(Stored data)
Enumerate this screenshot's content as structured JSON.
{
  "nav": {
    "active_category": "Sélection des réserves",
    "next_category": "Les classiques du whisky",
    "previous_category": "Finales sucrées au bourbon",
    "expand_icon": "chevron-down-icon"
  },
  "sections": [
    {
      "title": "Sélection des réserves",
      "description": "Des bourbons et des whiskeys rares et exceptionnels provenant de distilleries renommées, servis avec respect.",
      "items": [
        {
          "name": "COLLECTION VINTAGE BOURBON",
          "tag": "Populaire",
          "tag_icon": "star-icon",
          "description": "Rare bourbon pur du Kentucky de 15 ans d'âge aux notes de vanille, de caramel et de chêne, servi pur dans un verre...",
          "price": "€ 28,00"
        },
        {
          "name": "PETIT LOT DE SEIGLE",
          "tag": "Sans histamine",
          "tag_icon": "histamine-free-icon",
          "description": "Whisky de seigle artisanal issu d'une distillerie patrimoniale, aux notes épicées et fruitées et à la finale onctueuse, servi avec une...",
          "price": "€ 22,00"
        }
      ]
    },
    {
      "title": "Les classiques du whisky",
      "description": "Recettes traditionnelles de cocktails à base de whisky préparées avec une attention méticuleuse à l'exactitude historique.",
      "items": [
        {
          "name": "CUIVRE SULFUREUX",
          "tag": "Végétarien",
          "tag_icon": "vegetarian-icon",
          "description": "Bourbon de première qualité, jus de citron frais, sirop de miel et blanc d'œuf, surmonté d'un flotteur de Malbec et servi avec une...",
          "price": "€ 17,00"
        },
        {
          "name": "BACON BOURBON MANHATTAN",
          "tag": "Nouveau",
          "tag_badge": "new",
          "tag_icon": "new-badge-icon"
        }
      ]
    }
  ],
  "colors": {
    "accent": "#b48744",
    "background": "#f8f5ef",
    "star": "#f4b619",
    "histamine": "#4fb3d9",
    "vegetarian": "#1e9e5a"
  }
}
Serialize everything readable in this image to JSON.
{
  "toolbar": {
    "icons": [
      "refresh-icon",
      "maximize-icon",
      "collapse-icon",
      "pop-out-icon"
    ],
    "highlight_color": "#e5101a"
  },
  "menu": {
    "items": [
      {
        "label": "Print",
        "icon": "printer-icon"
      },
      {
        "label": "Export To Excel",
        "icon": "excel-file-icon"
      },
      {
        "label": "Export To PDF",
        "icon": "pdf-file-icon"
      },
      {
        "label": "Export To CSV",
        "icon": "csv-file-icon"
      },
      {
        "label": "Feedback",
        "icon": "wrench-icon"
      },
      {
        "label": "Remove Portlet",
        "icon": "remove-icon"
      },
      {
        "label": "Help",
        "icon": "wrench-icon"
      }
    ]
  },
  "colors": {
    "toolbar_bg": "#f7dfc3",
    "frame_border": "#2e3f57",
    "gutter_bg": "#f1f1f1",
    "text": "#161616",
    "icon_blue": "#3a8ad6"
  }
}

TASK.
Pull every line containing "file" from the data.

EXERCISE ANSWER.
        "icon": "excel-file-icon"
        "icon": "pdf-file-icon"
        "icon": "csv-file-icon"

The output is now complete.